(Collection entries)
◆ ◆ ◆

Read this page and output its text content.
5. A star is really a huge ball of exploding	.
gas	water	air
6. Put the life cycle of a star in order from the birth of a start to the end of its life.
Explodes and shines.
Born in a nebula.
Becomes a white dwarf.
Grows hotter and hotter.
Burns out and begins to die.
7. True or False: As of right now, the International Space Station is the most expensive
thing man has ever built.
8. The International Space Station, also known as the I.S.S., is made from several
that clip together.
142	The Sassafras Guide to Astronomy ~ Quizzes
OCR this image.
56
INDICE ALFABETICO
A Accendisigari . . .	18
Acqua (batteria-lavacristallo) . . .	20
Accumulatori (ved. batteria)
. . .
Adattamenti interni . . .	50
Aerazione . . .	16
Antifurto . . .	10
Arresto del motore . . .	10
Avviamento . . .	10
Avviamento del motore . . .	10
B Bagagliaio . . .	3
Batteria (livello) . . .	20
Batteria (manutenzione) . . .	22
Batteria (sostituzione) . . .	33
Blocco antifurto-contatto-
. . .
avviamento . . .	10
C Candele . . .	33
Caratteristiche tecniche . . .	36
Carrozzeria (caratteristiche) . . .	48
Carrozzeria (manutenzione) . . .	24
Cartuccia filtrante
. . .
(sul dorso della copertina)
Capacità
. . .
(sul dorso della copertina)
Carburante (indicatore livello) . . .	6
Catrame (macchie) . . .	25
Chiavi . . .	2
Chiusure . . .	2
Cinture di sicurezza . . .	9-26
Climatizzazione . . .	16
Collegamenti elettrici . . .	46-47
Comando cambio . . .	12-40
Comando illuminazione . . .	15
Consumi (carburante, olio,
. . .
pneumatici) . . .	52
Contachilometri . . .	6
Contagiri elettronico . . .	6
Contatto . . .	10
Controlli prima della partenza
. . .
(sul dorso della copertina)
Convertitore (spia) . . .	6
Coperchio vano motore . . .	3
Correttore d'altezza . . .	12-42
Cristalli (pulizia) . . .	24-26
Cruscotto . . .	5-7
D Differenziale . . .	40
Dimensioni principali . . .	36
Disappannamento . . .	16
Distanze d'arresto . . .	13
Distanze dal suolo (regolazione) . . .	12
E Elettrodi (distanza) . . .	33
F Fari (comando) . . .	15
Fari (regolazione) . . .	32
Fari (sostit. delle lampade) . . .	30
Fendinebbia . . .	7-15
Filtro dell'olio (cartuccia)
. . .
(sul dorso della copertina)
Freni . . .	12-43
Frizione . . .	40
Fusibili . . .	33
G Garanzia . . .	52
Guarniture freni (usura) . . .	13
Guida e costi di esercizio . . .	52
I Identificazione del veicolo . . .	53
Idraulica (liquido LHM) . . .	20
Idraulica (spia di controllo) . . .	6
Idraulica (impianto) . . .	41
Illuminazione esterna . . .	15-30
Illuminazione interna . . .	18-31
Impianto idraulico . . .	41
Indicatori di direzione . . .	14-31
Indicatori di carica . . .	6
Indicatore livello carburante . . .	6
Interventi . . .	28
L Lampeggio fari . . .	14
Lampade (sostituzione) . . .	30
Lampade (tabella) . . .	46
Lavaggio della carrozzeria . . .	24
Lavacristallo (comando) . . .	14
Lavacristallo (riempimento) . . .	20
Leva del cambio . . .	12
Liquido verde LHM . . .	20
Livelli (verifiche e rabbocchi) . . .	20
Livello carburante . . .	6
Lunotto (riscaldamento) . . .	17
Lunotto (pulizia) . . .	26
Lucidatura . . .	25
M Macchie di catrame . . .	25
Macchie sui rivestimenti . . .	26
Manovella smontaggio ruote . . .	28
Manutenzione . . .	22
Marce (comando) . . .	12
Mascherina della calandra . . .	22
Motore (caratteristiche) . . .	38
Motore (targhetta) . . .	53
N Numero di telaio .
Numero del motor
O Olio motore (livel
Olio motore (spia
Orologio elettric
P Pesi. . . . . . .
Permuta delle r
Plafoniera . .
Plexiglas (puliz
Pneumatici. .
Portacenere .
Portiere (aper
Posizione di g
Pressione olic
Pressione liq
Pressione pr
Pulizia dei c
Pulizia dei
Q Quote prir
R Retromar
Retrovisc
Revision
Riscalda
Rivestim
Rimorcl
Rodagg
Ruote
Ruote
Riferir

◆ ◆ ◆

Aim: Go through the listing above and restate it word for word.

Written reply:
Read this page and output its text content.
5. A star is really a huge ball of exploding	.
gas	water	air
6. Put the life cycle of a star in order from the birth of a start to the end of its life.
Explodes and shines.
Born in a nebula.
Becomes a white dwarf.
Grows hotter and hotter.
Burns out and begins to die.
7. True or False: As of right now, the International Space Station is the most expensive
thing man has ever built.
8. The International Space Station, also known as the I.S.S., is made from several
that clip together.
142	The Sassafras Guide to Astronomy ~ Quizzes
OCR this image.
56
INDICE ALFABETICO
A Accendisigari . . .	18
Acqua (batteria-lavacristallo) . . .	20
Accumulatori (ved. batteria)
. . .
Adattamenti interni . . .	50
Aerazione . . .	16
Antifurto . . .	10
Arresto del motore . . .	10
Avviamento . . .	10
Avviamento del motore . . .	10
B Bagagliaio . . .	3
Batteria (livello) . . .	20
Batteria (manutenzione) . . .	22
Batteria (sostituzione) . . .	33
Blocco antifurto-contatto-
. . .
avviamento . . .	10
C Candele . . .	33
Caratteristiche tecniche . . .	36
Carrozzeria (caratteristiche) . . .	48
Carrozzeria (manutenzione) . . .	24
Cartuccia filtrante
. . .
(sul dorso della copertina)
Capacità
. . .
(sul dorso della copertina)
Carburante (indicatore livello) . . .	6
Catrame (macchie) . . .	25
Chiavi . . .	2
Chiusure . . .	2
Cinture di sicurezza . . .	9-26
Climatizzazione . . .	16
Collegamenti elettrici . . .	46-47
Comando cambio . . .	12-40
Comando illuminazione . . .	15
Consumi (carburante, olio,
. . .
pneumatici) . . .	52
Contachilometri . . .	6
Contagiri elettronico . . .	6
Contatto . . .	10
Controlli prima della partenza
. . .
(sul dorso della copertina)
Convertitore (spia) . . .	6
Coperchio vano motore . . .	3
Correttore d'altezza . . .	12-42
Cristalli (pulizia) . . .	24-26
Cruscotto . . .	5-7
D Differenziale . . .	40
Dimensioni principali . . .	36
Disappannamento . . .	16
Distanze d'arresto . . .	13
Distanze dal suolo (regolazione) . . .	12
E Elettrodi (distanza) . . .	33
F Fari (comando) . . .	15
Fari (regolazione) . . .	32
Fari (sostit. delle lampade) . . .	30
Fendinebbia . . .	7-15
Filtro dell'olio (cartuccia)
. . .
(sul dorso della copertina)
Freni . . .	12-43
Frizione . . .	40
Fusibili . . .	33
G Garanzia . . .	52
Guarniture freni (usura) . . .	13
Guida e costi di esercizio . . .	52
I Identificazione del veicolo . . .	53
Idraulica (liquido LHM) . . .	20
Idraulica (spia di controllo) . . .	6
Idraulica (impianto) . . .	41
Illuminazione esterna . . .	15-30
Illuminazione interna . . .	18-31
Impianto idraulico . . .	41
Indicatori di direzione . . .	14-31
Indicatori di carica . . .	6
Indicatore livello carburante . . .	6
Interventi . . .	28
L Lampeggio fari . . .	14
Lampade (sostituzione) . . .	30
Lampade (tabella) . . .	46
Lavaggio della carrozzeria . . .	24
Lavacristallo (comando) . . .	14
Lavacristallo (riempimento) . . .	20
Leva del cambio . . .	12
Liquido verde LHM . . .	20
Livelli (verifiche e rabbocchi) . . .	20
Livello carburante . . .	6
Lunotto (riscaldamento) . . .	17
Lunotto (pulizia) . . .	26
Lucidatura . . .	25
M Macchie di catrame . . .	25
Macchie sui rivestimenti . . .	26
Manovella smontaggio ruote . . .	28
Manutenzione . . .	22
Marce (comando) . . .	12
Mascherina della calandra . . .	22
Motore (caratteristiche) . . .	38
Motore (targhetta) . . .	53
N Numero di telaio .
Numero del motor
O Olio motore (livel
Olio motore (spia
Orologio elettric
P Pesi. . . . . . .
Permuta delle r
Plafoniera . .
Plexiglas (puliz
Pneumatici. .
Portacenere .
Portiere (aper
Posizione di g
Pressione olic
Pressione liq
Pressione pr
Pulizia dei c
Pulizia dei
Q Quote prir
R Retromar
Retrovisc
Revision
Riscalda
Rivestim
Rimorcl
Rodagg
Ruote
Ruote
Riferir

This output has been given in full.